- Records for the task -
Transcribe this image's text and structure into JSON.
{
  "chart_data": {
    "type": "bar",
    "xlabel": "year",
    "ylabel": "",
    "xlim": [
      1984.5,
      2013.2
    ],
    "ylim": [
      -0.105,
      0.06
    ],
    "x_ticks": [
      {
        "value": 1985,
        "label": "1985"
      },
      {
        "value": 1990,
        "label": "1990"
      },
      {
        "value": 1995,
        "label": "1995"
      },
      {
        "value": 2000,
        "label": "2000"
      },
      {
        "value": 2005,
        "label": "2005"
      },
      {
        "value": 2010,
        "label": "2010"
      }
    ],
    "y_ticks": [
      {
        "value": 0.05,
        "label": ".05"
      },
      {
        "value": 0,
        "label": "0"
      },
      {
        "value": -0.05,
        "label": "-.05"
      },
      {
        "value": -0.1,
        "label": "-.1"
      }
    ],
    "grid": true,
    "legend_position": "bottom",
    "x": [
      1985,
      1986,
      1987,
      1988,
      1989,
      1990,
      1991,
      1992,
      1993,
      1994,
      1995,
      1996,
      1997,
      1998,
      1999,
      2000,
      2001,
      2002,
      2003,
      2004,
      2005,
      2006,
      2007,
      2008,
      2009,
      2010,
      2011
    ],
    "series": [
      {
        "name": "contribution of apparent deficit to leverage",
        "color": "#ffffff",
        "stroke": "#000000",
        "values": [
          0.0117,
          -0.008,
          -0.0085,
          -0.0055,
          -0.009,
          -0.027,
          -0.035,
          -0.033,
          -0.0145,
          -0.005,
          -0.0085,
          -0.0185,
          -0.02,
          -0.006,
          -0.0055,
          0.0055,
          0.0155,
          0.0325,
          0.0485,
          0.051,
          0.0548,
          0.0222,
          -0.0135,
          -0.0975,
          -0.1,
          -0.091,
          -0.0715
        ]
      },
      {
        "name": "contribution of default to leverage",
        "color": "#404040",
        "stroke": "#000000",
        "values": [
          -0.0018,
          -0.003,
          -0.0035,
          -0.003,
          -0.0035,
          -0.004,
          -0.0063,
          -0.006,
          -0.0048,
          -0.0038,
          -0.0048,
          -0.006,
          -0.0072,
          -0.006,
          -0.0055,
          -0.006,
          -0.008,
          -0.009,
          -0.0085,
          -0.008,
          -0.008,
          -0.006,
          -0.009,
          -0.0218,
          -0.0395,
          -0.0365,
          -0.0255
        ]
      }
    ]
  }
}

- Problem details -
In the listing above, locate each line with "contribution" and copy it.

- Answer -
        "name": "contribution of apparent deficit to leverage",
        "name": "contribution of default to leverage",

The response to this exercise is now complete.